## The problem
From the records, pick out and copy each line containing "Cómo".
===============
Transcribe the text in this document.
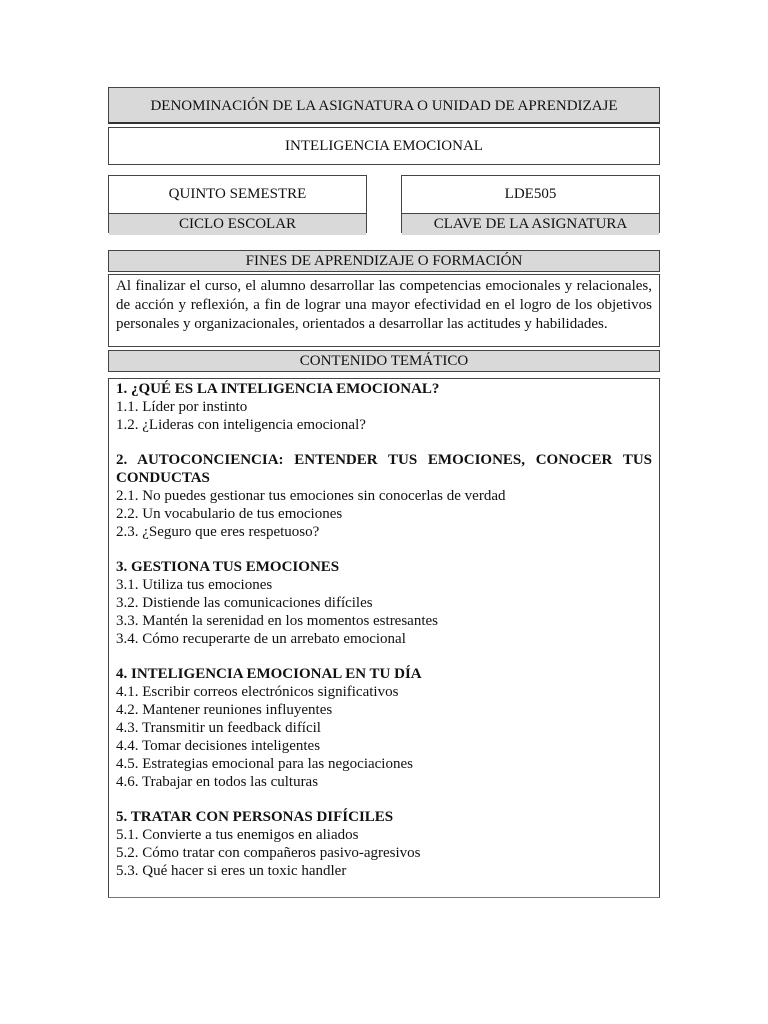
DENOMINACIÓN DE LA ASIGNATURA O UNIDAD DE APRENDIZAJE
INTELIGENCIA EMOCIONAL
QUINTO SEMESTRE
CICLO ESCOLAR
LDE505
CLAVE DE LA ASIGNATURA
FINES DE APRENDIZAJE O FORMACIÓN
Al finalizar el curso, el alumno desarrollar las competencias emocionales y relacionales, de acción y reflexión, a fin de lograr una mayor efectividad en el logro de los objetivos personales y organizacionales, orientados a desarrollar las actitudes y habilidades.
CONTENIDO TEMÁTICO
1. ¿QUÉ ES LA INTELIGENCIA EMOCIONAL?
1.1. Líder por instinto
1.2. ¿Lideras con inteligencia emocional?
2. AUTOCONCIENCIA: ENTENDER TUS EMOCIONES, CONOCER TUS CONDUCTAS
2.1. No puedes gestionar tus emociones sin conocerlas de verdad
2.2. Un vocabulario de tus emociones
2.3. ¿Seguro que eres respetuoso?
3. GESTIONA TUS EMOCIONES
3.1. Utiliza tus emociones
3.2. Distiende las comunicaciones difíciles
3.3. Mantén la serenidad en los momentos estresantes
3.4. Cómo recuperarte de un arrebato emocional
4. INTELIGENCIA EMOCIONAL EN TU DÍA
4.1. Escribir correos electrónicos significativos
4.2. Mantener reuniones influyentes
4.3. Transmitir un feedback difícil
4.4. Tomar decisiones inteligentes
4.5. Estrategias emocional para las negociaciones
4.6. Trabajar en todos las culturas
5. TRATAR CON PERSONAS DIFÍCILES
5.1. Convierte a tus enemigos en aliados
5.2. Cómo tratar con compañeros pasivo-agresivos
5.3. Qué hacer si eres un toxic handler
===============
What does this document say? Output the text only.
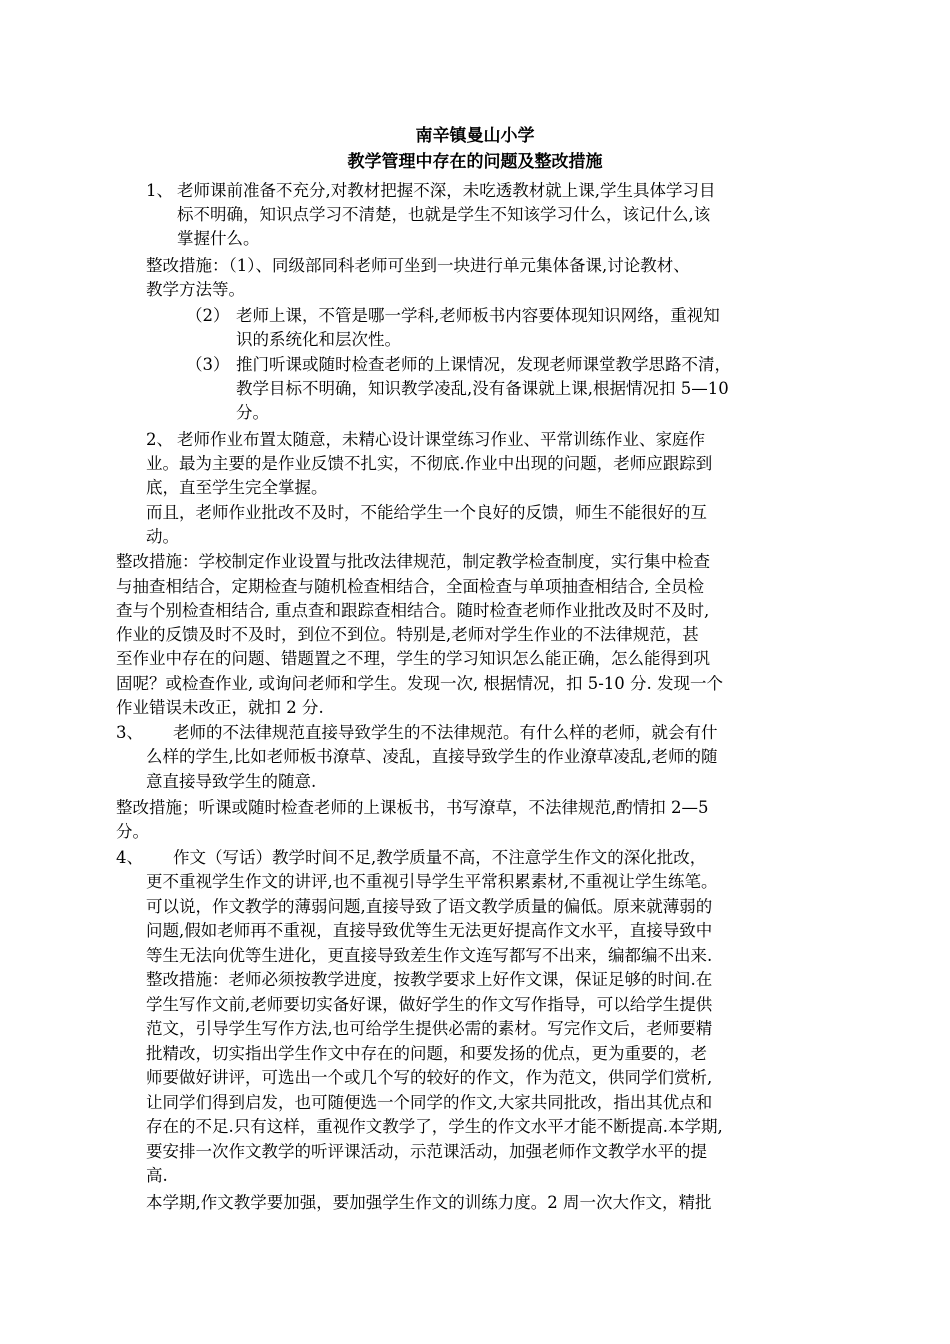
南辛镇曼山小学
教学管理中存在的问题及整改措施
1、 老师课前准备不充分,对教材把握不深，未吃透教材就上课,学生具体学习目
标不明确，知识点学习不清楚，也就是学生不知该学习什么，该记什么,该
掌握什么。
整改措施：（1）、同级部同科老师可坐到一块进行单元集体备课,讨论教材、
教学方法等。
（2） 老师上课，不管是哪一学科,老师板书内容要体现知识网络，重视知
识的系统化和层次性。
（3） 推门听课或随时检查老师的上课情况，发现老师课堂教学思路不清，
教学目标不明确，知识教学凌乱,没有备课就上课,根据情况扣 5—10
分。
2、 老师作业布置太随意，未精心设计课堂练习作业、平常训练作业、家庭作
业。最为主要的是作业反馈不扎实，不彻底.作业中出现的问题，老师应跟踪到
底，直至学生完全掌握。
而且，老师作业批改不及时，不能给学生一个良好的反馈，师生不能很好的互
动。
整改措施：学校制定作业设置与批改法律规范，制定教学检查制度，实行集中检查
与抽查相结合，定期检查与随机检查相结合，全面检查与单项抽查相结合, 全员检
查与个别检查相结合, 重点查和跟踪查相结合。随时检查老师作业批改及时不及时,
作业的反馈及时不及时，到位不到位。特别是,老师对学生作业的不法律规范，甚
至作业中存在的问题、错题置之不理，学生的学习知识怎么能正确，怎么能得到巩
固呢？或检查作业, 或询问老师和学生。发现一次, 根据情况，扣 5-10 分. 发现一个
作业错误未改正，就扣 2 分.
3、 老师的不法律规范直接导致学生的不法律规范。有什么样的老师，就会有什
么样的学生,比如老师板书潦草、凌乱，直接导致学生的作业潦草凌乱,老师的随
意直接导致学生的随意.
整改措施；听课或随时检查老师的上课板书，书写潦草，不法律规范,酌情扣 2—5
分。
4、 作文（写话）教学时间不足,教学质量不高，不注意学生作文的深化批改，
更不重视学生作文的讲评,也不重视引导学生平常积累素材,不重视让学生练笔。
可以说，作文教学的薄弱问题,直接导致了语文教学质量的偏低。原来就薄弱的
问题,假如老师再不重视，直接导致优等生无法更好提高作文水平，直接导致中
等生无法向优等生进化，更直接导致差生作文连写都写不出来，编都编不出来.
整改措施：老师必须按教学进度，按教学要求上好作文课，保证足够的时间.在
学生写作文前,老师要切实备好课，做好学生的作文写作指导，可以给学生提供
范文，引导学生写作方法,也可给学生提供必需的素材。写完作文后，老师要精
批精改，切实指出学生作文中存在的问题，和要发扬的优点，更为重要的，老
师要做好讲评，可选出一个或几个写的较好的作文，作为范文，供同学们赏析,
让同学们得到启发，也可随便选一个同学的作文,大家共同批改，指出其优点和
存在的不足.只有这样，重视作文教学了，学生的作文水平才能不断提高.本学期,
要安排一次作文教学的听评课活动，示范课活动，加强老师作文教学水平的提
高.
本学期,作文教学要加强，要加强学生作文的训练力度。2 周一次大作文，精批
===============
## Output
3.4. Cómo recuperarte de un arrebato emocional
5.2. Cómo tratar con compañeros pasivo-agresivos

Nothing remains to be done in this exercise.